WHAT THE TASK ASKS:
Pull every line containing "Voltage" out of the material below.

SUPPLIED MATERIAL:
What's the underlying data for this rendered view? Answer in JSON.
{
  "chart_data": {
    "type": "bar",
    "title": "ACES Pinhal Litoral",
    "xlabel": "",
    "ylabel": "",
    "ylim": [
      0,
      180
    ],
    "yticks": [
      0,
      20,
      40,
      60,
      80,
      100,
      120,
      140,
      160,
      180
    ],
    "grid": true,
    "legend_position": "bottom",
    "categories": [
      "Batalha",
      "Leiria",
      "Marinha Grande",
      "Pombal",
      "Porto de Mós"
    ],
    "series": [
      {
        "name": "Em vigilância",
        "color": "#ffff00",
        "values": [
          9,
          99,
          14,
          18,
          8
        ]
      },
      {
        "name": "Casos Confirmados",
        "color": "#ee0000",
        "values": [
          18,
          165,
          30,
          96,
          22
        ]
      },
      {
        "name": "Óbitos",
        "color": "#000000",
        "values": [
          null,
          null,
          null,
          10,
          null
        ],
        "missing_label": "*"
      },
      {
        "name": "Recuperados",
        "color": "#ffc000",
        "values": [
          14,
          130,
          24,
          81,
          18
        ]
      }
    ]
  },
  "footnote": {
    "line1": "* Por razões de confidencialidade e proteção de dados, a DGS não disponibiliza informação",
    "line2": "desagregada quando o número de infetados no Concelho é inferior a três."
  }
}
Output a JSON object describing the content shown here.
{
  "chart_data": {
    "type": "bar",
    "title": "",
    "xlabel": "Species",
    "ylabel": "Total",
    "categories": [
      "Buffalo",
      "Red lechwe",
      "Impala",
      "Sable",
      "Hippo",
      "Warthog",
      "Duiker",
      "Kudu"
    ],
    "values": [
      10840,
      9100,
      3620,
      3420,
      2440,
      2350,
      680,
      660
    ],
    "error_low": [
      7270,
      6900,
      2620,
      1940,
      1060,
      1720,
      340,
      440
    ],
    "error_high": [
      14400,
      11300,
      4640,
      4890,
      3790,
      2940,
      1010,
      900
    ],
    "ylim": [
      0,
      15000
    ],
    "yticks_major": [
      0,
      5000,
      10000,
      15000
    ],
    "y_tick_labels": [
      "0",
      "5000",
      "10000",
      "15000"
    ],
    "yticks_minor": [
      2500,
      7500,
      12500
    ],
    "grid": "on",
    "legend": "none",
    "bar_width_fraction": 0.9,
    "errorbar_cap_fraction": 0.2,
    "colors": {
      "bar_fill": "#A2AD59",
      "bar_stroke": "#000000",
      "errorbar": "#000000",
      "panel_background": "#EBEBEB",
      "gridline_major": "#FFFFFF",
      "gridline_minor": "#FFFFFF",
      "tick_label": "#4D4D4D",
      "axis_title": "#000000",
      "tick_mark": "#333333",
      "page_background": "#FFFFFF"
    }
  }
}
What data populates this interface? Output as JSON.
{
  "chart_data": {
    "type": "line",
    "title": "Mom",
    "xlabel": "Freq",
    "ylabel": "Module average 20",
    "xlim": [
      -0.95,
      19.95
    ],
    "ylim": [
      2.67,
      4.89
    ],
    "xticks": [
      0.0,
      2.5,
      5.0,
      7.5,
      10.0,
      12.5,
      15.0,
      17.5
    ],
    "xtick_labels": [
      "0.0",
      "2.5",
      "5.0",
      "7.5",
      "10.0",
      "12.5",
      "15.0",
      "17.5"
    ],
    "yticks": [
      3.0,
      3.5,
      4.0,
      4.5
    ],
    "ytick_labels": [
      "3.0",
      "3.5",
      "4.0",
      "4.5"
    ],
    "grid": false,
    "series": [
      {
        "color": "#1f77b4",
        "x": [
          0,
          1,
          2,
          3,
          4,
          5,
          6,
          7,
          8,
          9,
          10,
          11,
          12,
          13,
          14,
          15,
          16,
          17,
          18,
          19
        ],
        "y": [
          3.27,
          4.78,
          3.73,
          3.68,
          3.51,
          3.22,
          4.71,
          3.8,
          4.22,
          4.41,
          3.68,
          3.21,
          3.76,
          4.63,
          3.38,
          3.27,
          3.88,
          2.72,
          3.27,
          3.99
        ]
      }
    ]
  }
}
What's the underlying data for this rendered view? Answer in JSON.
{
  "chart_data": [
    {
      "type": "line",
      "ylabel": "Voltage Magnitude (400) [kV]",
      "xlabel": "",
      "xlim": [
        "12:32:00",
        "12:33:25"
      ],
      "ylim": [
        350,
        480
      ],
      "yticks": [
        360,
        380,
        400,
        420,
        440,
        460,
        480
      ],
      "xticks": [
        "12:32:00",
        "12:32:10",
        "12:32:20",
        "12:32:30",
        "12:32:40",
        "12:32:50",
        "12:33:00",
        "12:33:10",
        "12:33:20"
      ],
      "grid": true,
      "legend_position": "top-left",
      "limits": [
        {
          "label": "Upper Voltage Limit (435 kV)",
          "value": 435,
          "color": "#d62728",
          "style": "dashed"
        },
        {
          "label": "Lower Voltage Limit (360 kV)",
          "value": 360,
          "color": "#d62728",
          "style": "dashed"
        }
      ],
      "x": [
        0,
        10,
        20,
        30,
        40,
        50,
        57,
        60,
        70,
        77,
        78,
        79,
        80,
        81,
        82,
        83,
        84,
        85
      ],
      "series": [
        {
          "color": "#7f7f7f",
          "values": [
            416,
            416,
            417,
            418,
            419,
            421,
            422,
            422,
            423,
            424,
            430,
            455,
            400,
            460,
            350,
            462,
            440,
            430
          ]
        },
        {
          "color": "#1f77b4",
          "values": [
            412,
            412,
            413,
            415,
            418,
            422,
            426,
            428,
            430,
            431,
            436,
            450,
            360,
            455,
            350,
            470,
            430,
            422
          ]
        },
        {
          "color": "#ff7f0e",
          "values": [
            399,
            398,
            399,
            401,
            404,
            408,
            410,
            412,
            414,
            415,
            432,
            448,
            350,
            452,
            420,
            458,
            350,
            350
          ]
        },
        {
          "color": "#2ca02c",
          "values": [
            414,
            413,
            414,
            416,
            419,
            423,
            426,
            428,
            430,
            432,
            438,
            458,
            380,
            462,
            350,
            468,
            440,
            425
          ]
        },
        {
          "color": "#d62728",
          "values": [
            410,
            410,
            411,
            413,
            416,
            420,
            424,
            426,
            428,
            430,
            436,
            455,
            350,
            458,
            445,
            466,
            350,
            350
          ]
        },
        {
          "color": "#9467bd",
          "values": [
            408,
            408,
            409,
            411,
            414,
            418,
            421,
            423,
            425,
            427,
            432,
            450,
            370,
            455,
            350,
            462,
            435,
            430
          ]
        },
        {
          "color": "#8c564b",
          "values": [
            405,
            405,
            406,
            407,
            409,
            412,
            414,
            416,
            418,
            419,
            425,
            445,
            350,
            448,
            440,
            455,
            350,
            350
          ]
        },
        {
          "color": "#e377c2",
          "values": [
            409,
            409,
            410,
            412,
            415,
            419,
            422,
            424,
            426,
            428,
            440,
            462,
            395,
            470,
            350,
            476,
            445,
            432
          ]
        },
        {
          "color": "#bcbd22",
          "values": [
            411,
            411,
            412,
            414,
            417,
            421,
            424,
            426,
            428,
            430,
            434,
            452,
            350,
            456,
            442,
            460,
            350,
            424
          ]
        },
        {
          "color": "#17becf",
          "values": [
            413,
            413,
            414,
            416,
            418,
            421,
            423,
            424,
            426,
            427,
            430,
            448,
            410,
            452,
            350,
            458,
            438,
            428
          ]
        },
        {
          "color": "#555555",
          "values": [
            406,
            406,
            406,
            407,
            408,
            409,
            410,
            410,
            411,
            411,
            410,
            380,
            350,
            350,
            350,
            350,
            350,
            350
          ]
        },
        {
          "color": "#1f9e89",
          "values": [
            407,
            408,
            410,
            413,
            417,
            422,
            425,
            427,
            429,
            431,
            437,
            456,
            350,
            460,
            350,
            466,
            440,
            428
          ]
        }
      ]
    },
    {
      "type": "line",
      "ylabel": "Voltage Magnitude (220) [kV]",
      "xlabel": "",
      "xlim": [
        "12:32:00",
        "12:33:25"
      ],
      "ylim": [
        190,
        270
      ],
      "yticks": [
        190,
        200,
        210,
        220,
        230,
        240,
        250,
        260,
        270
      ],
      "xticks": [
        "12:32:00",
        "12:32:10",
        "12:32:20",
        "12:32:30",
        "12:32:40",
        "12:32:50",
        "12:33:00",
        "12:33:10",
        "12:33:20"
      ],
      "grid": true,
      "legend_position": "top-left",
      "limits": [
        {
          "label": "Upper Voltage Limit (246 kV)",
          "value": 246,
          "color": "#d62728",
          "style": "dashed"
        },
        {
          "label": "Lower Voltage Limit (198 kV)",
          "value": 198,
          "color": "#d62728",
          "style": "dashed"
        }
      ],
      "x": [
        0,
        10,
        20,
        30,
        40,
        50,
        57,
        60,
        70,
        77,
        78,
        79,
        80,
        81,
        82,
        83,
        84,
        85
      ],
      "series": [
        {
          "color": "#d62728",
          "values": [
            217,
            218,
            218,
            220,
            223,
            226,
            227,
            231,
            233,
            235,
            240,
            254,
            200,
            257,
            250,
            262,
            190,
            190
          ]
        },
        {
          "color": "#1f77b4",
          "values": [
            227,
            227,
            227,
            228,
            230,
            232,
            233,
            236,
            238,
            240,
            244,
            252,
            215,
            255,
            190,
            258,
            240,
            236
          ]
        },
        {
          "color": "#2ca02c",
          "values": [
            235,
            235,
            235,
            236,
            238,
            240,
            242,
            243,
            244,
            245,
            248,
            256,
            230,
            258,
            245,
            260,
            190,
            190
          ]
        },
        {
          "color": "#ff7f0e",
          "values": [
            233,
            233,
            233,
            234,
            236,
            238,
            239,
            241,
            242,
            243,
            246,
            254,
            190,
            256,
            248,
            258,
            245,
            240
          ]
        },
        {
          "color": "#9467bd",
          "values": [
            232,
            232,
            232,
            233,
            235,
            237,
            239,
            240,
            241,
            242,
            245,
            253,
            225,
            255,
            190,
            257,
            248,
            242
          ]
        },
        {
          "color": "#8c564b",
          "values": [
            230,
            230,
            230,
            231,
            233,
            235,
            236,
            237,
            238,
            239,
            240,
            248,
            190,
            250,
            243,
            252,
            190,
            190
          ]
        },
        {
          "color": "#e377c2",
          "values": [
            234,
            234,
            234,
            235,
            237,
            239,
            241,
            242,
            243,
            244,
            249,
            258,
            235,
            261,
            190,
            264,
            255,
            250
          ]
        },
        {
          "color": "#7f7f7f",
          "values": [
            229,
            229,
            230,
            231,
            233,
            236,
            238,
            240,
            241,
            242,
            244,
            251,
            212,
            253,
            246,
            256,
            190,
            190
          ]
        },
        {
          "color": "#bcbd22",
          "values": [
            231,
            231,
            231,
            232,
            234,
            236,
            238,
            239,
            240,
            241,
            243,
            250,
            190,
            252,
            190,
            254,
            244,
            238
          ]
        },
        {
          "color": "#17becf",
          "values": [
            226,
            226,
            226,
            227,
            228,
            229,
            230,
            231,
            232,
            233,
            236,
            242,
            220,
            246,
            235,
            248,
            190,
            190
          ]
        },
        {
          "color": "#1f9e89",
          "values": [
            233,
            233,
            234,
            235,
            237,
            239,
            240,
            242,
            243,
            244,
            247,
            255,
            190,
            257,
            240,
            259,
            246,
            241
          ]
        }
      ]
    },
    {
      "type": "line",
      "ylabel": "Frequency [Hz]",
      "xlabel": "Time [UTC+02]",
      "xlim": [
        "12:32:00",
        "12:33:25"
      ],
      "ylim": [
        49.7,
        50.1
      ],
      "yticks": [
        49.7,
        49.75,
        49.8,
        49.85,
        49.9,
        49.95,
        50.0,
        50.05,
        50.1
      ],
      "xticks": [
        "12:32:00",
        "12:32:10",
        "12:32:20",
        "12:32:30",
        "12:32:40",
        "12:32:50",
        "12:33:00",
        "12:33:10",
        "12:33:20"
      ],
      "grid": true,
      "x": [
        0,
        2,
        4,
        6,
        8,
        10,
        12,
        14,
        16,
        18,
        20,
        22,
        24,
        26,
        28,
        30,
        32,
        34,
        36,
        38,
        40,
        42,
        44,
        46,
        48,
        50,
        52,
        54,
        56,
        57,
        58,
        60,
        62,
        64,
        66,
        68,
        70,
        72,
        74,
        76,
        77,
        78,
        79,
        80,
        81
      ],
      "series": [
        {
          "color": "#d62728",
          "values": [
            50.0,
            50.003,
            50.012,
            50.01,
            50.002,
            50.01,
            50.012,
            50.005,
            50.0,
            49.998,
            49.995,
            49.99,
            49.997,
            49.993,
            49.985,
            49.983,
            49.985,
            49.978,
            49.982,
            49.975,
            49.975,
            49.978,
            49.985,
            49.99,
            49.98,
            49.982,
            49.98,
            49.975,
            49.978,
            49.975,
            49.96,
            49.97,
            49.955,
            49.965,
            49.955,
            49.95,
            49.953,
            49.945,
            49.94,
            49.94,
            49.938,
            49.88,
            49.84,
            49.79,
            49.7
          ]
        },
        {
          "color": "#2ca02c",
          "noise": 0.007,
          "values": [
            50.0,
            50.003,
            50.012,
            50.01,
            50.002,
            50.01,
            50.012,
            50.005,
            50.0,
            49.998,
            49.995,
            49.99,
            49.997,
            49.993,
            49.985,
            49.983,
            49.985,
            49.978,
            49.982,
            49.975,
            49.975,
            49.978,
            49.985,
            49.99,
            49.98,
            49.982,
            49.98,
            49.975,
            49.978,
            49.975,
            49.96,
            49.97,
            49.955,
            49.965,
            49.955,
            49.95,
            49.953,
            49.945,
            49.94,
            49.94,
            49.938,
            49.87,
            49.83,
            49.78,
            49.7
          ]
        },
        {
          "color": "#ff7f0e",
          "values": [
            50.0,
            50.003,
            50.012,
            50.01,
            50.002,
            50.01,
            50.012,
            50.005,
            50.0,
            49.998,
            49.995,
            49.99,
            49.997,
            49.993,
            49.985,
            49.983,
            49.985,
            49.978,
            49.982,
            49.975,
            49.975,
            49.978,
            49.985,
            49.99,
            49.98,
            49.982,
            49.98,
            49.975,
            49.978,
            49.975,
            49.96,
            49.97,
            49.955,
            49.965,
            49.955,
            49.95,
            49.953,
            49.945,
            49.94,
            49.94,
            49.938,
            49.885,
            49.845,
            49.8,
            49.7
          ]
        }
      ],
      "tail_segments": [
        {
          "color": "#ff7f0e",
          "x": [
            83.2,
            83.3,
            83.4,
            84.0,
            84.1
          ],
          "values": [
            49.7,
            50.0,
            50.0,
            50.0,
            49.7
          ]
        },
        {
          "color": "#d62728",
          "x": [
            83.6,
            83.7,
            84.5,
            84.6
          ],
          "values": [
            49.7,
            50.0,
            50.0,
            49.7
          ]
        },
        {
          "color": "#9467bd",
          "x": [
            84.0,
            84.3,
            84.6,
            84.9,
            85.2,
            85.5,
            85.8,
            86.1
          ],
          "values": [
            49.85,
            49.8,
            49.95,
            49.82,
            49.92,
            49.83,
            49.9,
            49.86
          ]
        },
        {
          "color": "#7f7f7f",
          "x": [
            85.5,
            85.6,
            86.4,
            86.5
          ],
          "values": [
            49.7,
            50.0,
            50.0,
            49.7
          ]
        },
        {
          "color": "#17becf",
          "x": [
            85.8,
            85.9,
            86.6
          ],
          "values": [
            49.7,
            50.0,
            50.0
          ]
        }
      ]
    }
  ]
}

ANSWER IN FULL:
      "ylabel": "Voltage Magnitude (400) [kV]",
          "label": "Upper Voltage Limit (435 kV)",
          "label": "Lower Voltage Limit (360 kV)",
      "ylabel": "Voltage Magnitude (220) [kV]",
          "label": "Upper Voltage Limit (246 kV)",
          "label": "Lower Voltage Limit (198 kV)",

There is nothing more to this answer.